AIM: Select the lines below containing the word "linia".

INPUT FOR THIS TASK:
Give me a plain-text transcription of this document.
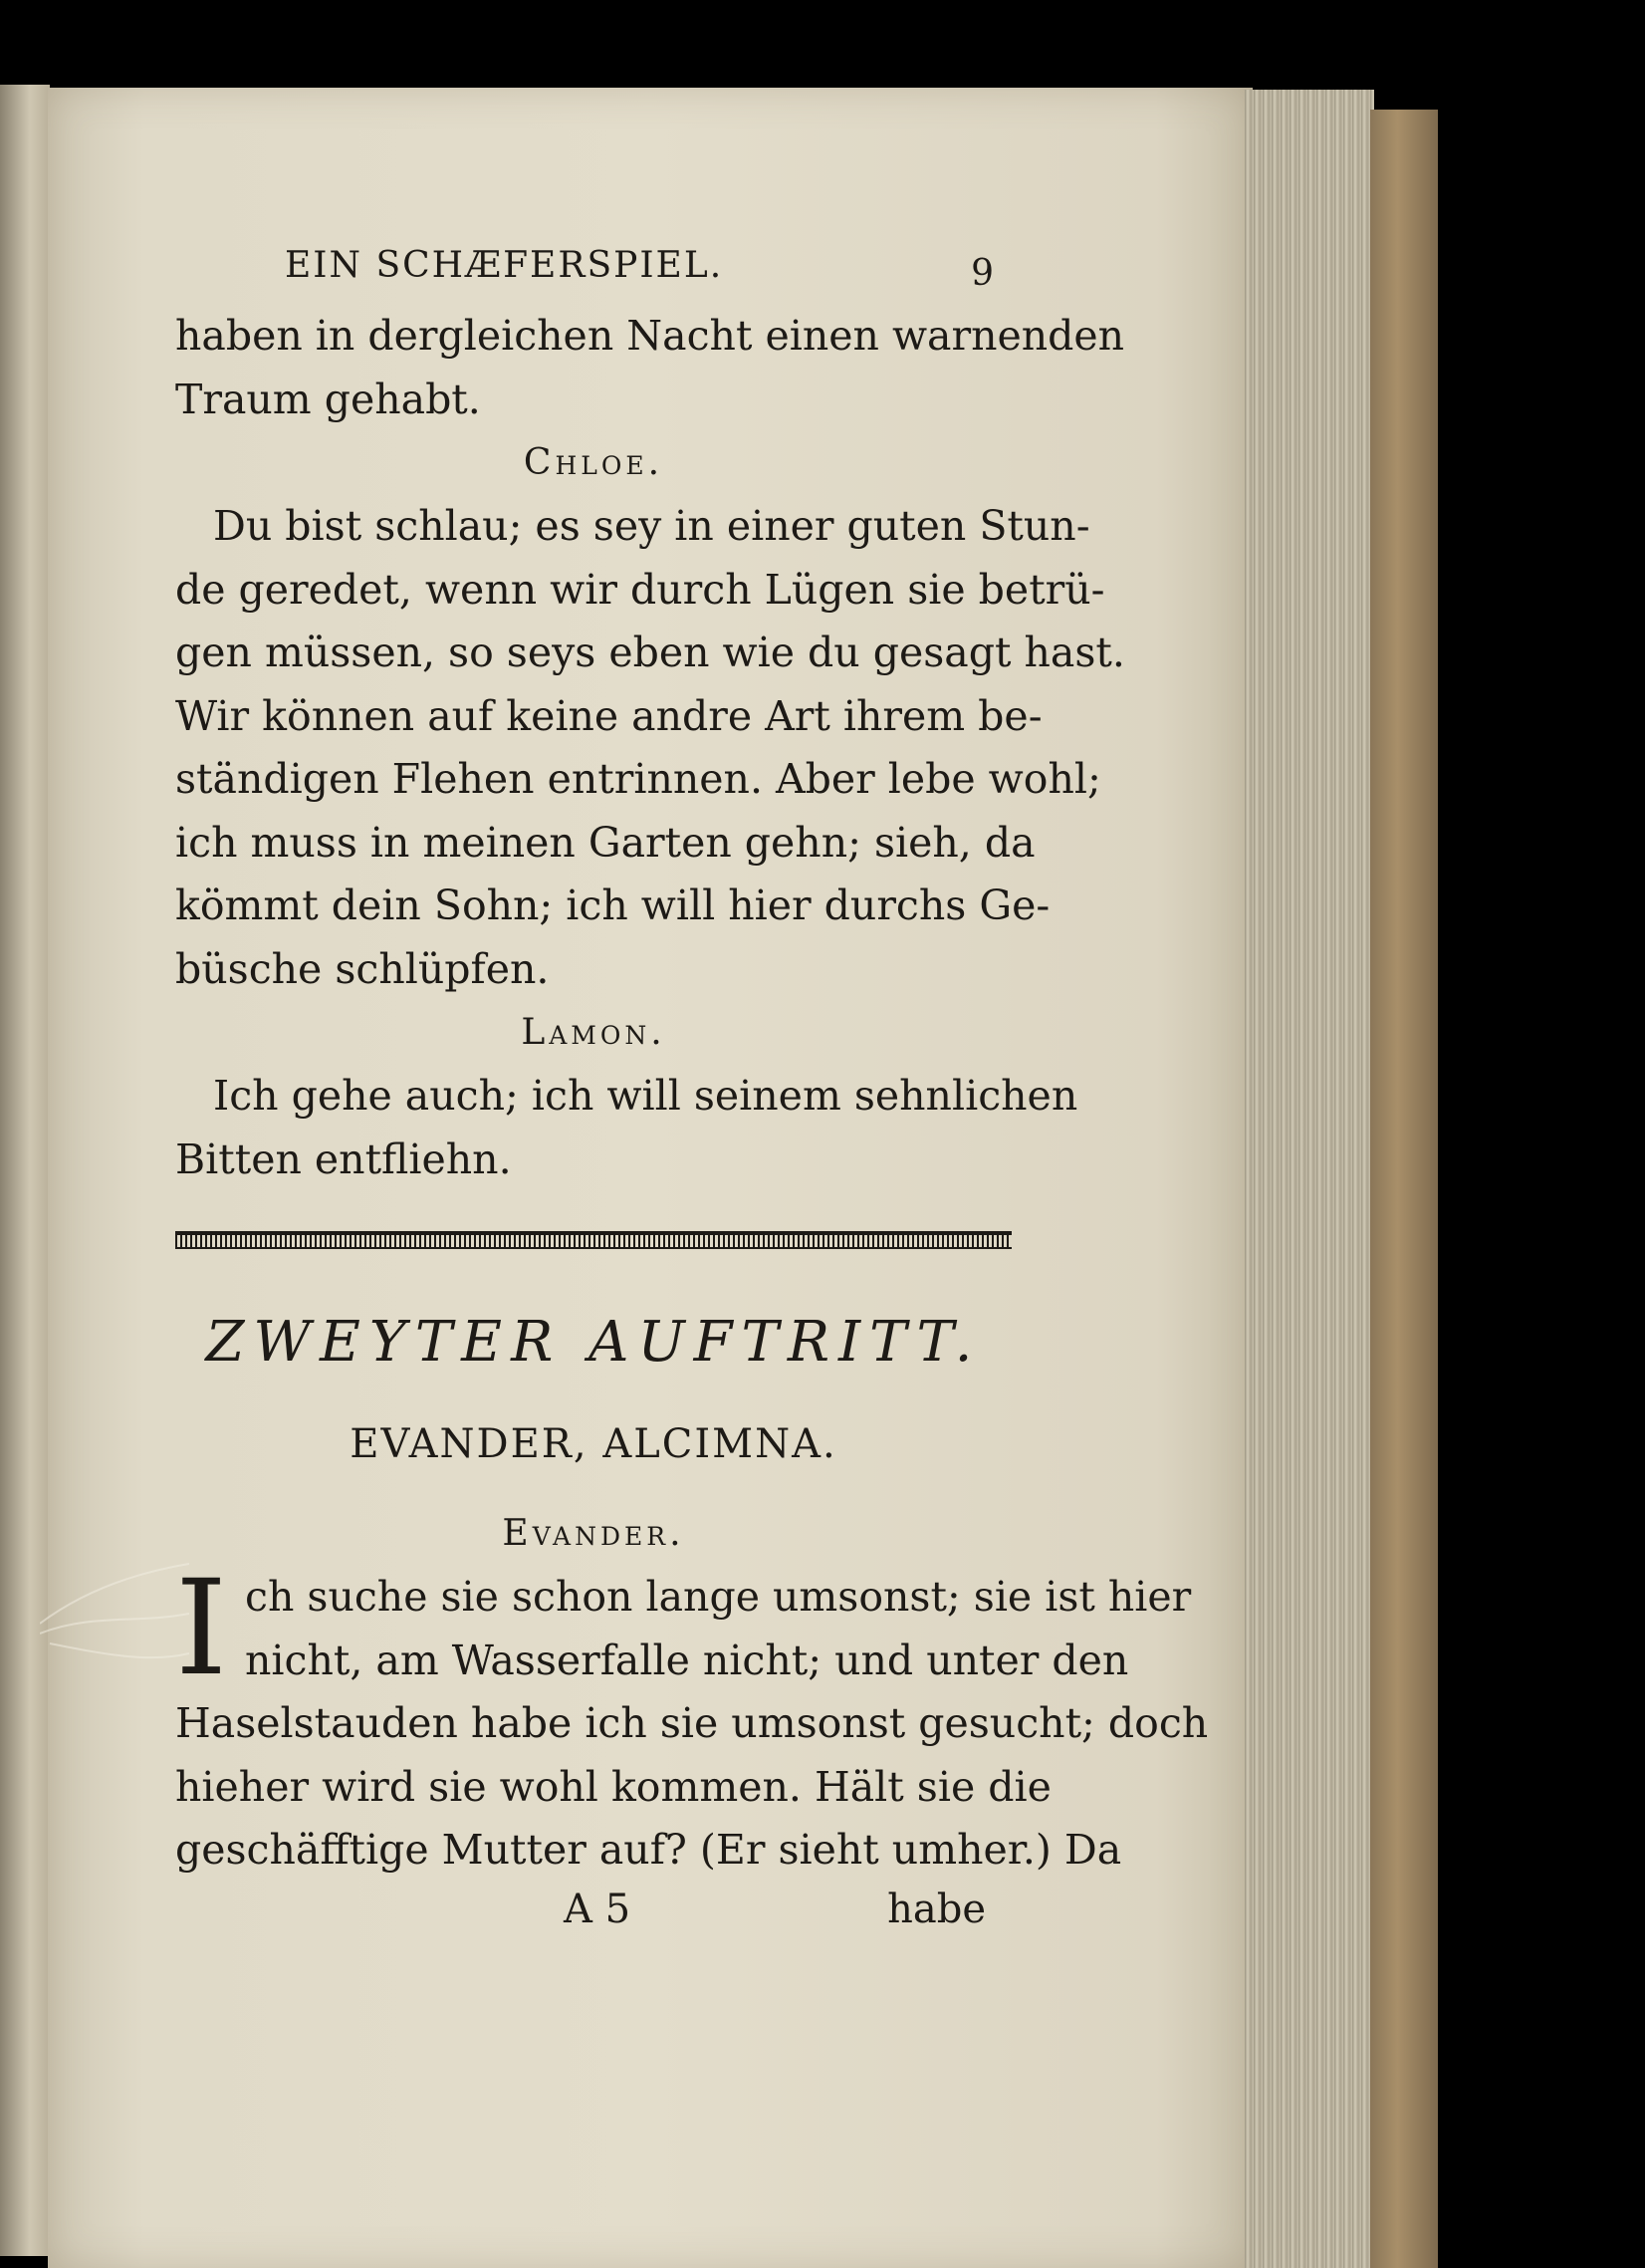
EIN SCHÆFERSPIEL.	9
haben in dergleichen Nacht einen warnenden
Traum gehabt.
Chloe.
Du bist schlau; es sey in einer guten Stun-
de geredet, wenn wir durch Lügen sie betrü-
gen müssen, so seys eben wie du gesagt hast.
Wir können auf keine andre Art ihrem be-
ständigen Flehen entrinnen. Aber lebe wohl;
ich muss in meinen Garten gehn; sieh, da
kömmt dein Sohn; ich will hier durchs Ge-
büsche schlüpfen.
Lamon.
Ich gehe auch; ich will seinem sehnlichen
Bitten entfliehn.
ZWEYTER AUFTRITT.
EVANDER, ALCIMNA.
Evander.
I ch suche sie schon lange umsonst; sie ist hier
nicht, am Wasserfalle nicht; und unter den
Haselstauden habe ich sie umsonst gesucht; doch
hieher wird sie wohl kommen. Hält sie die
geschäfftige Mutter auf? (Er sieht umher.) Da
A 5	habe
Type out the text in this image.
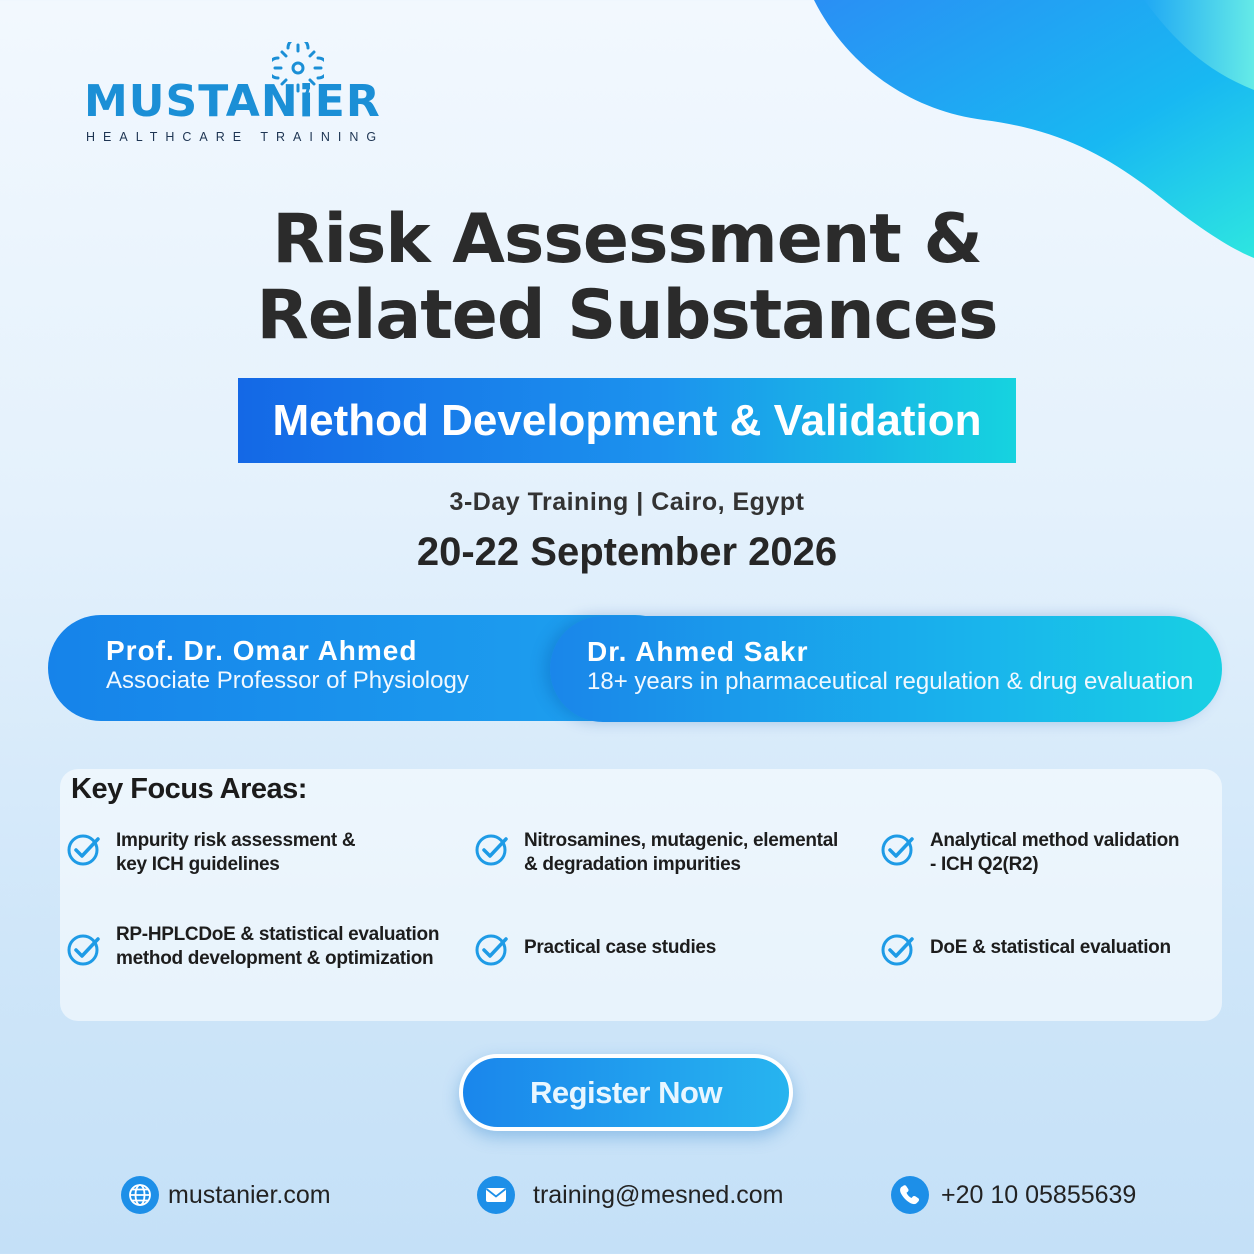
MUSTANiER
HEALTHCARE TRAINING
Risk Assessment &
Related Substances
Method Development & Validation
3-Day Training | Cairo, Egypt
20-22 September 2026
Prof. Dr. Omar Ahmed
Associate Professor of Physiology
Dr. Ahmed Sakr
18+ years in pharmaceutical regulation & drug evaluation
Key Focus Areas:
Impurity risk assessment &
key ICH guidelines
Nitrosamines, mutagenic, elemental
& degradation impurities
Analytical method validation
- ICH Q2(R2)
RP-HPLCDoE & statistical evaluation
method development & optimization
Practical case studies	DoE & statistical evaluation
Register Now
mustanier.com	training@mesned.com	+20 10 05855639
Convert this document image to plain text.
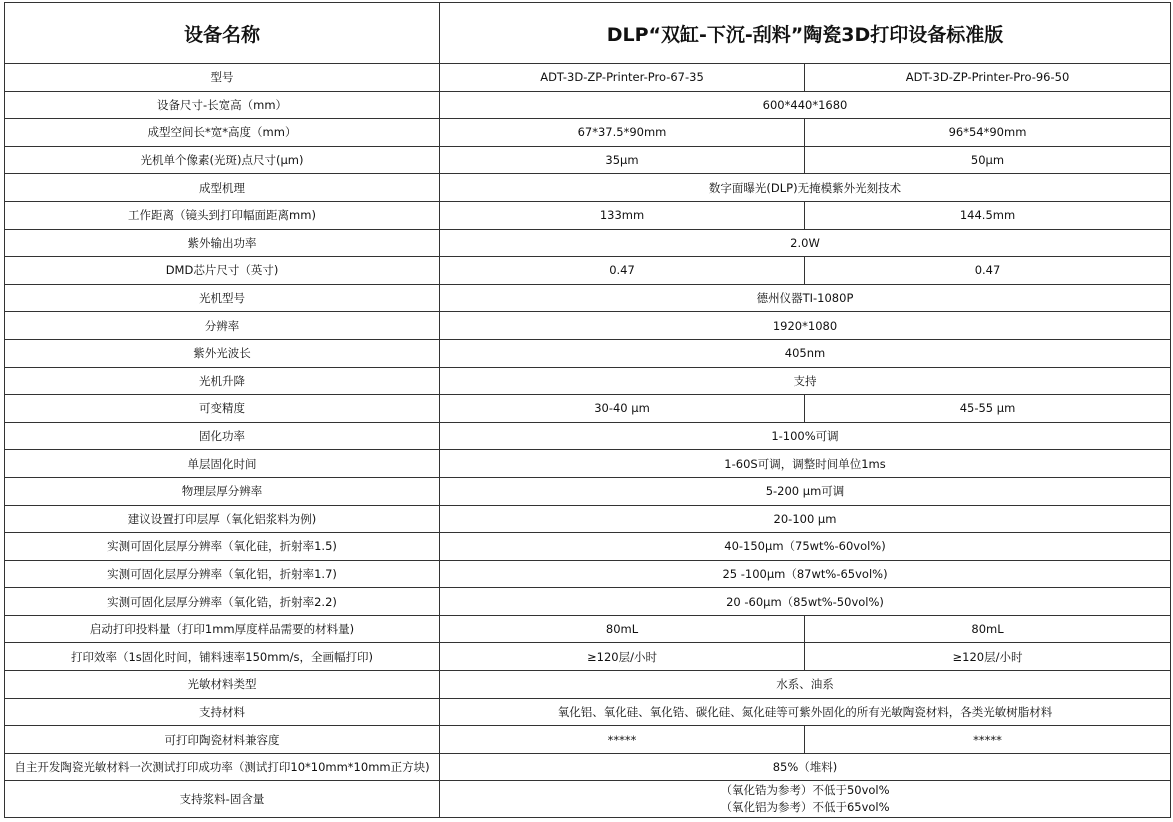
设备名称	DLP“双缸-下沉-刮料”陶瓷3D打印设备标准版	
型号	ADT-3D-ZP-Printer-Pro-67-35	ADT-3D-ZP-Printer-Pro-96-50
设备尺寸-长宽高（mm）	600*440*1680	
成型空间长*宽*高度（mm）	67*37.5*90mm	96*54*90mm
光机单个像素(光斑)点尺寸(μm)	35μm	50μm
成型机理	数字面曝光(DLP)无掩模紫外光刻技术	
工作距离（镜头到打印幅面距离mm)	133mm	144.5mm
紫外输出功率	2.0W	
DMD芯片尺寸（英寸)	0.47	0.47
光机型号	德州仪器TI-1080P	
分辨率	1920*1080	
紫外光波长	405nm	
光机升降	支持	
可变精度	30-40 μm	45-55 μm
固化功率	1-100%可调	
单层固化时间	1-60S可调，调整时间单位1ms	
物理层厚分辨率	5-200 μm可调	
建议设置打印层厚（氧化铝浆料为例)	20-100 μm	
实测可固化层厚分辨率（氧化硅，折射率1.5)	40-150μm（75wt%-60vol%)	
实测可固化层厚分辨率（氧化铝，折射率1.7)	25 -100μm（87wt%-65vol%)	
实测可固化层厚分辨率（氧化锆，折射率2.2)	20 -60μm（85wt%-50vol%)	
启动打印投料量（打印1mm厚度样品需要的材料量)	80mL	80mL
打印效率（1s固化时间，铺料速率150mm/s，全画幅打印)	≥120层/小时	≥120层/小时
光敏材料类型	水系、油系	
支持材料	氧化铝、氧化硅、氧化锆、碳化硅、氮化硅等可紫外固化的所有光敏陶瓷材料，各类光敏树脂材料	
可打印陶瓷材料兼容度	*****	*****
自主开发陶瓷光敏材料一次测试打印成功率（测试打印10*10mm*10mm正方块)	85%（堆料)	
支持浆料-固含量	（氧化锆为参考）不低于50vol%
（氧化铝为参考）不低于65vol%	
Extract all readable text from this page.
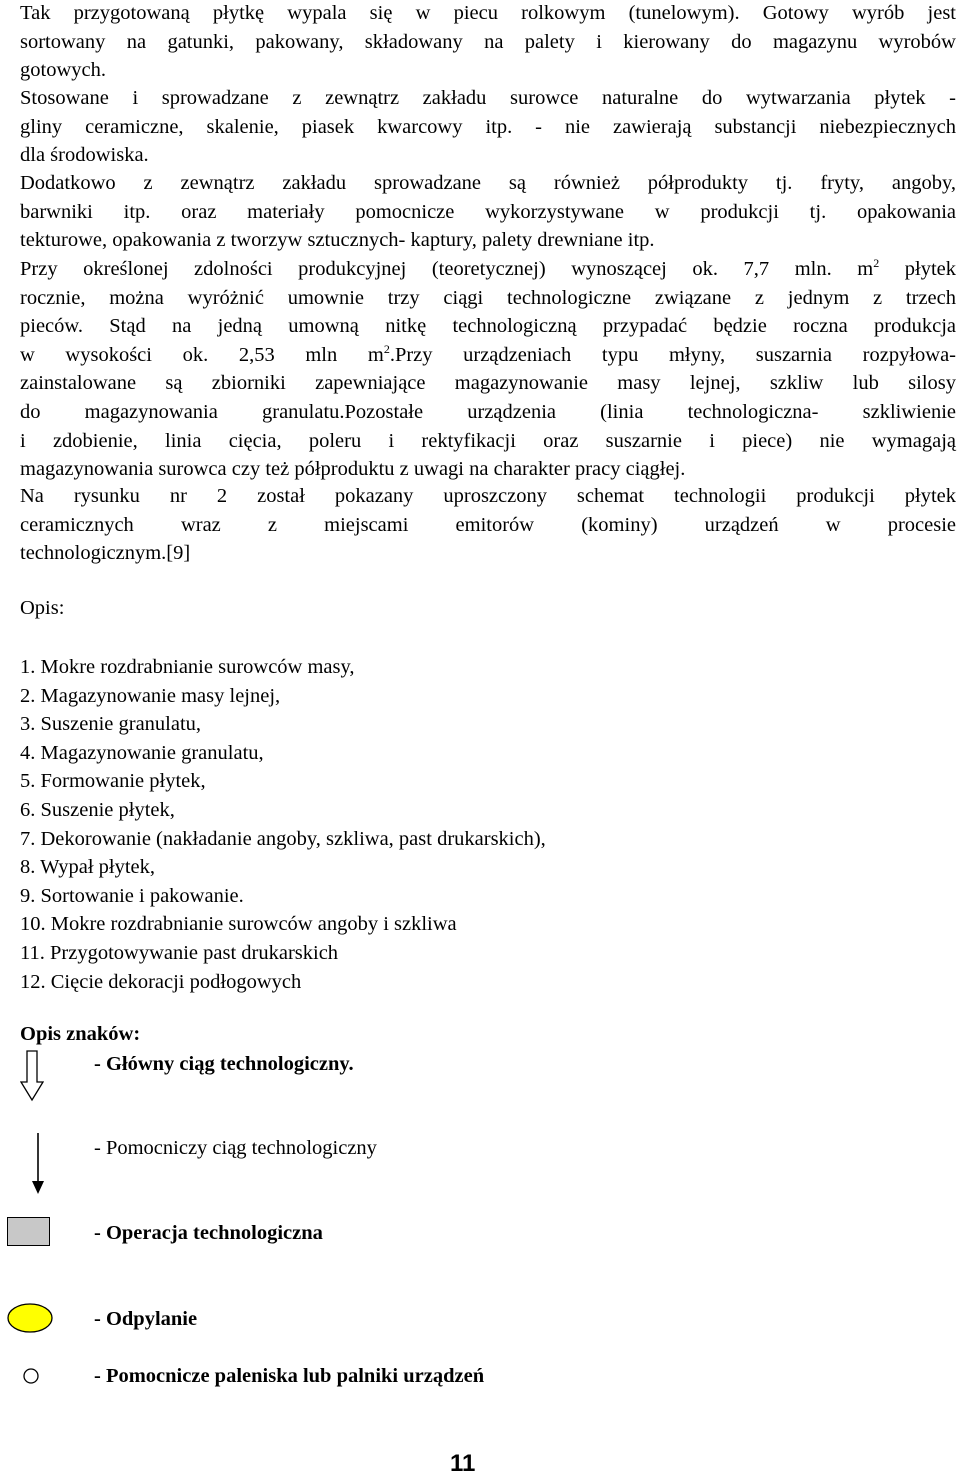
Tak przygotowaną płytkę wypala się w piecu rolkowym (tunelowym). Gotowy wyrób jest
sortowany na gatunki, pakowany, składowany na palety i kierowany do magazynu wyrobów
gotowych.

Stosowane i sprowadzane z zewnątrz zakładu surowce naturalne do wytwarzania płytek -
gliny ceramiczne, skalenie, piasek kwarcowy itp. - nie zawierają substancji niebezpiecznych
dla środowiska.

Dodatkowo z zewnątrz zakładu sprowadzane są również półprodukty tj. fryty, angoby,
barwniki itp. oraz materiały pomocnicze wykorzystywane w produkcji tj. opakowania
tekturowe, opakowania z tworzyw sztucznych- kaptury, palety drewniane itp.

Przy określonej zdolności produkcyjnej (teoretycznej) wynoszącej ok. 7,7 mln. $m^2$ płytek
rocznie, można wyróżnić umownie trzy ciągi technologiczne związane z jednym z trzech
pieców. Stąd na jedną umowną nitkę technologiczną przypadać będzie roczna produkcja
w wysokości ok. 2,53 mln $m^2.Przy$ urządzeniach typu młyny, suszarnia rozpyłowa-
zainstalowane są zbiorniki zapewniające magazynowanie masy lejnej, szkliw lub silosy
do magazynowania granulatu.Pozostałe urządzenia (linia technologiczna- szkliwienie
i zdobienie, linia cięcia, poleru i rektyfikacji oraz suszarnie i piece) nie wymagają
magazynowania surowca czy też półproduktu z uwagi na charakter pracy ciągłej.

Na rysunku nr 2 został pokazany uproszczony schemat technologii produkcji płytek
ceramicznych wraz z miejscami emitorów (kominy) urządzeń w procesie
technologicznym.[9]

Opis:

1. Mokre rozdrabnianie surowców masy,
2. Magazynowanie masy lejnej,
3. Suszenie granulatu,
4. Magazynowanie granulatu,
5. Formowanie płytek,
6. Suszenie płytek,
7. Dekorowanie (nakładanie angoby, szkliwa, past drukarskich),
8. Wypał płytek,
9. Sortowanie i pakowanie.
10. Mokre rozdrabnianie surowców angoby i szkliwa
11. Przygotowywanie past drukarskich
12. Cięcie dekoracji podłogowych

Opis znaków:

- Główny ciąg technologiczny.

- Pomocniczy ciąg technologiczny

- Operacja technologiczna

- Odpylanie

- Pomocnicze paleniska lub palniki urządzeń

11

EXPECTED OUTPUT:
do magazynowania granulatu.Pozostałe urządzenia (linia technologiczna- szkliwienie
i zdobienie, linia cięcia, poleru i rektyfikacji oraz suszarnie i piece) nie wymagają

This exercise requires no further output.